■ Exercise description
Give the data below again exactly as it stands. Omit the pictures.

◆ ◆ ◆

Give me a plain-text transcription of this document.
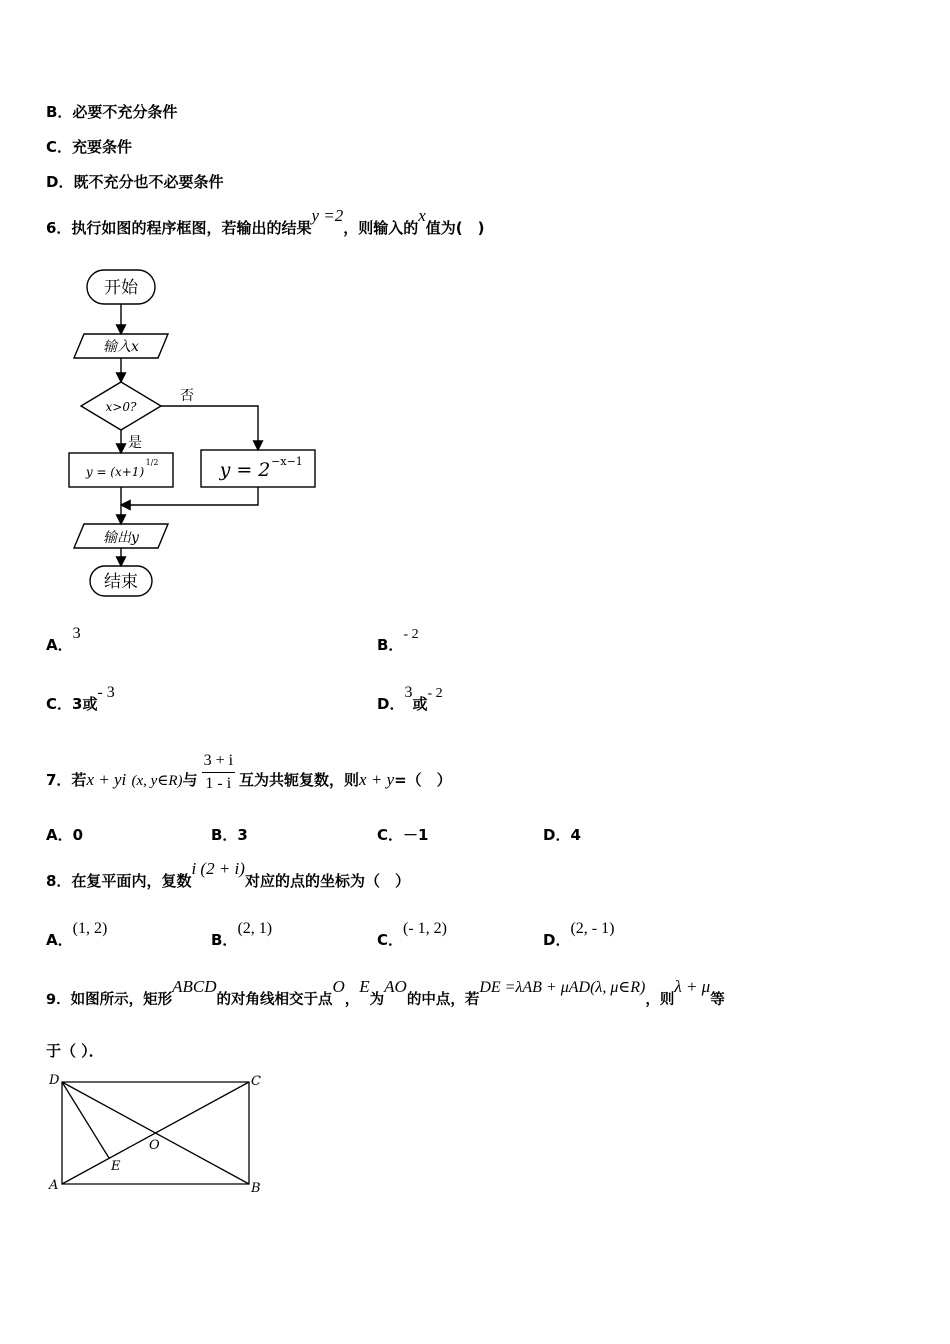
B．必要不充分条件
C．充要条件
D．既不充分也不必要条件
6．执行如图的程序框图，若输出的结果y =2，则输入的x值为(　)
开始
输入x
x>0?
否
是
y = (x+1)
1/2	y = 2 −x−1
输出y
结束
A．3
B．- 2
C．3或- 3
D．3或- 2
7．若x + yi (x, y∈R)与 $\frac{3 + i}{1 - i}$ 互为共轭复数，则x + y=（　）
A．0	B．3	C．－1	D．4
8．在复平面内，复数i (2 + i)对应的点的坐标为（　）
A．(1, 2)
B．(2, 1)
C．(- 1, 2)
D．(2, - 1)
9．如图所示，矩形ABCD的对角线相交于点O，E为AO的中点，若DE =λAB + μAD(λ, μ∈R)，则λ + μ等
于（ ）．
D	C
A	B
O
E
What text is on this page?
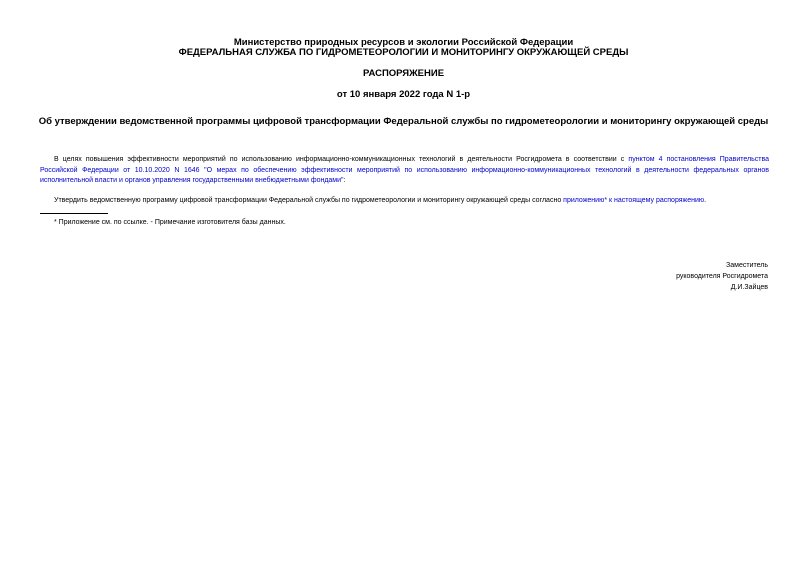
Министерство природных ресурсов и экологии Российской Федерации
ФЕДЕРАЛЬНАЯ СЛУЖБА ПО ГИДРОМЕТЕОРОЛОГИИ И МОНИТОРИНГУ ОКРУЖАЮЩЕЙ СРЕДЫ
РАСПОРЯЖЕНИЕ
от 10 января 2022 года N 1-р
Об утверждении ведомственной программы цифровой трансформации Федеральной службы по гидрометеорологии и мониторингу окружающей среды
В целях повышения эффективности мероприятий по использованию информационно-коммуникационных технологий в деятельности Росгидромета в соответствии с пунктом 4 постановления Правительства Российской Федерации от 10.10.2020 N 1646 "О мерах по обеспечению эффективности мероприятий по использованию информационно-коммуникационных технологий в деятельности федеральных органов исполнительной власти и органов управления государственными внебюджетными фондами":
Утвердить ведомственную программу цифровой трансформации Федеральной службы по гидрометеорологии и мониторингу окружающей среды согласно приложению* к настоящему распоряжению.
* Приложение см. по ссылке. - Примечание изготовителя базы данных.
Заместитель
руководителя Росгидромета
Д.И.Зайцев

◆ ◆ ◆

■ Answer to the problem
Give me a plain-text transcription of this document.
B．必要不充分条件
C．充要条件
D．既不充分也不必要条件
6．执行如图的程序框图，若输出的结果y =2，则输入的x值为(　)
开始
输入x
x>0?
否
是
y = (x+1)
1/2	y = 2 −x−1
输出y
结束
A．3
B．- 2
C．3或- 3
D．3或- 2
7．若x + yi (x, y∈R)与 $\frac{3 + i}{1 - i}$ 互为共轭复数，则x + y=（　）
A．0	B．3	C．－1	D．4
8．在复平面内，复数i (2 + i)对应的点的坐标为（　）
A．(1, 2)
B．(2, 1)
C．(- 1, 2)
D．(2, - 1)
9．如图所示，矩形ABCD的对角线相交于点O，E为AO的中点，若DE =λAB + μAD(λ, μ∈R)，则λ + μ等
于（ ）．
D	C
A	B
O
E
What text is on this page?
Министерство природных ресурсов и экологии Российской Федерации
ФЕДЕРАЛЬНАЯ СЛУЖБА ПО ГИДРОМЕТЕОРОЛОГИИ И МОНИТОРИНГУ ОКРУЖАЮЩЕЙ СРЕДЫ
РАСПОРЯЖЕНИЕ
от 10 января 2022 года N 1-р
Об утверждении ведомственной программы цифровой трансформации Федеральной службы по гидрометеорологии и мониторингу окружающей среды
В целях повышения эффективности мероприятий по использованию информационно-коммуникационных технологий в деятельности Росгидромета в соответствии с пунктом 4 постановления Правительства Российской Федерации от 10.10.2020 N 1646 "О мерах по обеспечению эффективности мероприятий по использованию информационно-коммуникационных технологий в деятельности федеральных органов исполнительной власти и органов управления государственными внебюджетными фондами":
Утвердить ведомственную программу цифровой трансформации Федеральной службы по гидрометеорологии и мониторингу окружающей среды согласно приложению* к настоящему распоряжению.
* Приложение см. по ссылке. - Примечание изготовителя базы данных.
Заместитель
руководителя Росгидромета
Д.И.Зайцев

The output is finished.